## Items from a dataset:

*-*-*

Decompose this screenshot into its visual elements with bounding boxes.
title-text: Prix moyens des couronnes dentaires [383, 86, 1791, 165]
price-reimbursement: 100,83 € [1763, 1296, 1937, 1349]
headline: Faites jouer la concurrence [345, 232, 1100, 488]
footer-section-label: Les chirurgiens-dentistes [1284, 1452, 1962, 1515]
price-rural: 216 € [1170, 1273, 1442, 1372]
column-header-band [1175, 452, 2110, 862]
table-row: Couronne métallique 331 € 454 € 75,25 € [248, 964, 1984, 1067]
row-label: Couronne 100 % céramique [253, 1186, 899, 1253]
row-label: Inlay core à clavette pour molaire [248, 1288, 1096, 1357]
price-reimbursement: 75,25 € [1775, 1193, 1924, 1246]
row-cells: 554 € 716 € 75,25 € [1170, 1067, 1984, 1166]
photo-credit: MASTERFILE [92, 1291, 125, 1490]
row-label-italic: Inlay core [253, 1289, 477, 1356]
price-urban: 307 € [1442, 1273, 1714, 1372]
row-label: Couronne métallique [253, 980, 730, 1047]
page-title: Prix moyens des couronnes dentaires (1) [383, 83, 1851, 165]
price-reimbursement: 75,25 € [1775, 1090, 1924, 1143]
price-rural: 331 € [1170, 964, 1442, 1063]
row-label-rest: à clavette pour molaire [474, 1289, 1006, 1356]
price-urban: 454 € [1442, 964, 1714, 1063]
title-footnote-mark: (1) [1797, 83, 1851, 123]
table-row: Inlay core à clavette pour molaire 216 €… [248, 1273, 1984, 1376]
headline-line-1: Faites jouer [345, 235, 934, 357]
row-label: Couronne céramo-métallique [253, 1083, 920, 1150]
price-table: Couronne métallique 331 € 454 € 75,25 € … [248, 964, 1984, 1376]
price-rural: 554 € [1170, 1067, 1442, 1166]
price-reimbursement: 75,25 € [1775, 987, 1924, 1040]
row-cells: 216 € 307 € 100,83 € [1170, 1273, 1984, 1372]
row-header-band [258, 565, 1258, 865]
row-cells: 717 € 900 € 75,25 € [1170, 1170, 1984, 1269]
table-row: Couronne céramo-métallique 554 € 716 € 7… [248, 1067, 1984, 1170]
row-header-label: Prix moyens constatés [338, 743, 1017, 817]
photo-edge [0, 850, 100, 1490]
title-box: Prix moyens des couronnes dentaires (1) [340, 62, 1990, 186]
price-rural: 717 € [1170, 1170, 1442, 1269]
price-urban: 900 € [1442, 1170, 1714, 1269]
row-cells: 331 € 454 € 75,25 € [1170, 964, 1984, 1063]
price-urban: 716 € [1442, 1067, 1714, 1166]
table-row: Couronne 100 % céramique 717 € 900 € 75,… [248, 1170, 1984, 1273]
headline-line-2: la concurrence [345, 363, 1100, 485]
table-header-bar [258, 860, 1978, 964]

*-*-*

## The exercise:
Write out each of the rows above again, character for character, without changing anything.

## Written response:
Decompose this screenshot into its visual elements with bounding boxes.
title-text: Prix moyens des couronnes dentaires [383, 86, 1791, 165]
price-reimbursement: 100,83 € [1763, 1296, 1937, 1349]
headline: Faites jouer la concurrence [345, 232, 1100, 488]
footer-section-label: Les chirurgiens-dentistes [1284, 1452, 1962, 1515]
price-rural: 216 € [1170, 1273, 1442, 1372]
column-header-band [1175, 452, 2110, 862]
table-row: Couronne métallique 331 € 454 € 75,25 € [248, 964, 1984, 1067]
row-label: Couronne 100 % céramique [253, 1186, 899, 1253]
row-label: Inlay core à clavette pour molaire [248, 1288, 1096, 1357]
price-reimbursement: 75,25 € [1775, 1193, 1924, 1246]
row-cells: 554 € 716 € 75,25 € [1170, 1067, 1984, 1166]
photo-credit: MASTERFILE [92, 1291, 125, 1490]
row-label-italic: Inlay core [253, 1289, 477, 1356]
price-urban: 307 € [1442, 1273, 1714, 1372]
row-label: Couronne métallique [253, 980, 730, 1047]
page-title: Prix moyens des couronnes dentaires (1) [383, 83, 1851, 165]
price-reimbursement: 75,25 € [1775, 1090, 1924, 1143]
price-rural: 331 € [1170, 964, 1442, 1063]
row-label-rest: à clavette pour molaire [474, 1289, 1006, 1356]
price-urban: 454 € [1442, 964, 1714, 1063]
title-footnote-mark: (1) [1797, 83, 1851, 123]
table-row: Inlay core à clavette pour molaire 216 €… [248, 1273, 1984, 1376]
headline-line-1: Faites jouer [345, 235, 934, 357]
row-label: Couronne céramo-métallique [253, 1083, 920, 1150]
price-table: Couronne métallique 331 € 454 € 75,25 € … [248, 964, 1984, 1376]
price-rural: 554 € [1170, 1067, 1442, 1166]
price-reimbursement: 75,25 € [1775, 987, 1924, 1040]
row-cells: 216 € 307 € 100,83 € [1170, 1273, 1984, 1372]
row-header-band [258, 565, 1258, 865]
row-cells: 717 € 900 € 75,25 € [1170, 1170, 1984, 1269]
table-row: Couronne céramo-métallique 554 € 716 € 7… [248, 1067, 1984, 1170]
row-header-label: Prix moyens constatés [338, 743, 1017, 817]
photo-edge [0, 850, 100, 1490]
title-box: Prix moyens des couronnes dentaires (1) [340, 62, 1990, 186]
price-rural: 717 € [1170, 1170, 1442, 1269]
price-urban: 900 € [1442, 1170, 1714, 1269]
row-cells: 331 € 454 € 75,25 € [1170, 964, 1984, 1063]
price-urban: 716 € [1442, 1067, 1714, 1166]
table-row: Couronne 100 % céramique 717 € 900 € 75,… [248, 1170, 1984, 1273]
headline-line-2: la concurrence [345, 363, 1100, 485]
table-header-bar [258, 860, 1978, 964]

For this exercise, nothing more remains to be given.